● Brief: Below is a set of records. Repeat all of them exactly.

Figure content listings
- - -

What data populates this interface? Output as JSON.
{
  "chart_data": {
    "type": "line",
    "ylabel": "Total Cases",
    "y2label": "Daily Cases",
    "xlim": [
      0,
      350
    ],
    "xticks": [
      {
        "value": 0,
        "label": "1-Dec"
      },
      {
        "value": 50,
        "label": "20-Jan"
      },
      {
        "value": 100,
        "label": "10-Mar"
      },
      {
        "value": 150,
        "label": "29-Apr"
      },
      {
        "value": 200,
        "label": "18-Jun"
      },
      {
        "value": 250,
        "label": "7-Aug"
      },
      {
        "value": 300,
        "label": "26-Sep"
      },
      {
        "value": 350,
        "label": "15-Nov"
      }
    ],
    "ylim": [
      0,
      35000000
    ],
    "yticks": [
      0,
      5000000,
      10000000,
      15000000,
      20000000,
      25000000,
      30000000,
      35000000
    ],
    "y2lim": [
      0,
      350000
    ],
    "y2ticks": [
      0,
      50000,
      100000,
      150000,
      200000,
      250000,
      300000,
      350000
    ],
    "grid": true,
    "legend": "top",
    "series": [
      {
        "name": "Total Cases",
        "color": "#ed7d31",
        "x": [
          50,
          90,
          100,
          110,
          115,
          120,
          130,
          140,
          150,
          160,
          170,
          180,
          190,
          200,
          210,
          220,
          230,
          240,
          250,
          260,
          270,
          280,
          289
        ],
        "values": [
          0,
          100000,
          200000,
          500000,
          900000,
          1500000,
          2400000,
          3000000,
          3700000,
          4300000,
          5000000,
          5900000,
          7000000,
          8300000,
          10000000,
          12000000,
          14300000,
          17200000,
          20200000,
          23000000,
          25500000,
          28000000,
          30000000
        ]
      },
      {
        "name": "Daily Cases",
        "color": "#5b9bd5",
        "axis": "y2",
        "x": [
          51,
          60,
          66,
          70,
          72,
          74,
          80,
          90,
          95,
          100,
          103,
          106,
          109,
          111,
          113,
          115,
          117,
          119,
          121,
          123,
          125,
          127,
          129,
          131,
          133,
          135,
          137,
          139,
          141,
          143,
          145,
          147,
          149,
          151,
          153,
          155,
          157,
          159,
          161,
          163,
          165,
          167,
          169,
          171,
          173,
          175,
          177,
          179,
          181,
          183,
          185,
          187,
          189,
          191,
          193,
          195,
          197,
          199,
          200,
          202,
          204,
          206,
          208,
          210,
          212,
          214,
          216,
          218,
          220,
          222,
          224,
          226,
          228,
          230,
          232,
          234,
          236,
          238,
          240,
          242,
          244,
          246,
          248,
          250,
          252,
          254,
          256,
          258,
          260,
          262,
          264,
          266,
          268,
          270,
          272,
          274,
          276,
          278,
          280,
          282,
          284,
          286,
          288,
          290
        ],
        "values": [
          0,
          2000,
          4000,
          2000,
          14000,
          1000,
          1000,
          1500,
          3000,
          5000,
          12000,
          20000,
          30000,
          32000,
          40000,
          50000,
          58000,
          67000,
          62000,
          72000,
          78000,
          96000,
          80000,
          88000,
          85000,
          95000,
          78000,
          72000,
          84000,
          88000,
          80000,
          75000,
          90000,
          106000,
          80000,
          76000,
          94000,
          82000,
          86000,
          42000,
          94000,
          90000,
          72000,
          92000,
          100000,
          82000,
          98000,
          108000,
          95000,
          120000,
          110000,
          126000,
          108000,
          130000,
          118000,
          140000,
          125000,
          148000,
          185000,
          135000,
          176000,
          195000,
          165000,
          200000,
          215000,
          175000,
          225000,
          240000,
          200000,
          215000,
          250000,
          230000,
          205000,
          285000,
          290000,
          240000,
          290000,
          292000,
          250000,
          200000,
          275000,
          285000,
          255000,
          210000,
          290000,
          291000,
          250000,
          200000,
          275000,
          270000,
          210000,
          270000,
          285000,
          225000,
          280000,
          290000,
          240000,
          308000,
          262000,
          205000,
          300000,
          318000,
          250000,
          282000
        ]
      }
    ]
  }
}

- - -

● Written answer:
What data populates this interface? Output as JSON.
{
  "chart_data": {
    "type": "line",
    "ylabel": "Total Cases",
    "y2label": "Daily Cases",
    "xlim": [
      0,
      350
    ],
    "xticks": [
      {
        "value": 0,
        "label": "1-Dec"
      },
      {
        "value": 50,
        "label": "20-Jan"
      },
      {
        "value": 100,
        "label": "10-Mar"
      },
      {
        "value": 150,
        "label": "29-Apr"
      },
      {
        "value": 200,
        "label": "18-Jun"
      },
      {
        "value": 250,
        "label": "7-Aug"
      },
      {
        "value": 300,
        "label": "26-Sep"
      },
      {
        "value": 350,
        "label": "15-Nov"
      }
    ],
    "ylim": [
      0,
      35000000
    ],
    "yticks": [
      0,
      5000000,
      10000000,
      15000000,
      20000000,
      25000000,
      30000000,
      35000000
    ],
    "y2lim": [
      0,
      350000
    ],
    "y2ticks": [
      0,
      50000,
      100000,
      150000,
      200000,
      250000,
      300000,
      350000
    ],
    "grid": true,
    "legend": "top",
    "series": [
      {
        "name": "Total Cases",
        "color": "#ed7d31",
        "x": [
          50,
          90,
          100,
          110,
          115,
          120,
          130,
          140,
          150,
          160,
          170,
          180,
          190,
          200,
          210,
          220,
          230,
          240,
          250,
          260,
          270,
          280,
          289
        ],
        "values": [
          0,
          100000,
          200000,
          500000,
          900000,
          1500000,
          2400000,
          3000000,
          3700000,
          4300000,
          5000000,
          5900000,
          7000000,
          8300000,
          10000000,
          12000000,
          14300000,
          17200000,
          20200000,
          23000000,
          25500000,
          28000000,
          30000000
        ]
      },
      {
        "name": "Daily Cases",
        "color": "#5b9bd5",
        "axis": "y2",
        "x": [
          51,
          60,
          66,
          70,
          72,
          74,
          80,
          90,
          95,
          100,
          103,
          106,
          109,
          111,
          113,
          115,
          117,
          119,
          121,
          123,
          125,
          127,
          129,
          131,
          133,
          135,
          137,
          139,
          141,
          143,
          145,
          147,
          149,
          151,
          153,
          155,
          157,
          159,
          161,
          163,
          165,
          167,
          169,
          171,
          173,
          175,
          177,
          179,
          181,
          183,
          185,
          187,
          189,
          191,
          193,
          195,
          197,
          199,
          200,
          202,
          204,
          206,
          208,
          210,
          212,
          214,
          216,
          218,
          220,
          222,
          224,
          226,
          228,
          230,
          232,
          234,
          236,
          238,
          240,
          242,
          244,
          246,
          248,
          250,
          252,
          254,
          256,
          258,
          260,
          262,
          264,
          266,
          268,
          270,
          272,
          274,
          276,
          278,
          280,
          282,
          284,
          286,
          288,
          290
        ],
        "values": [
          0,
          2000,
          4000,
          2000,
          14000,
          1000,
          1000,
          1500,
          3000,
          5000,
          12000,
          20000,
          30000,
          32000,
          40000,
          50000,
          58000,
          67000,
          62000,
          72000,
          78000,
          96000,
          80000,
          88000,
          85000,
          95000,
          78000,
          72000,
          84000,
          88000,
          80000,
          75000,
          90000,
          106000,
          80000,
          76000,
          94000,
          82000,
          86000,
          42000,
          94000,
          90000,
          72000,
          92000,
          100000,
          82000,
          98000,
          108000,
          95000,
          120000,
          110000,
          126000,
          108000,
          130000,
          118000,
          140000,
          125000,
          148000,
          185000,
          135000,
          176000,
          195000,
          165000,
          200000,
          215000,
          175000,
          225000,
          240000,
          200000,
          215000,
          250000,
          230000,
          205000,
          285000,
          290000,
          240000,
          290000,
          292000,
          250000,
          200000,
          275000,
          285000,
          255000,
          210000,
          290000,
          291000,
          250000,
          200000,
          275000,
          270000,
          210000,
          270000,
          285000,
          225000,
          280000,
          290000,
          240000,
          308000,
          262000,
          205000,
          300000,
          318000,
          250000,
          282000
        ]
      }
    ]
  }
}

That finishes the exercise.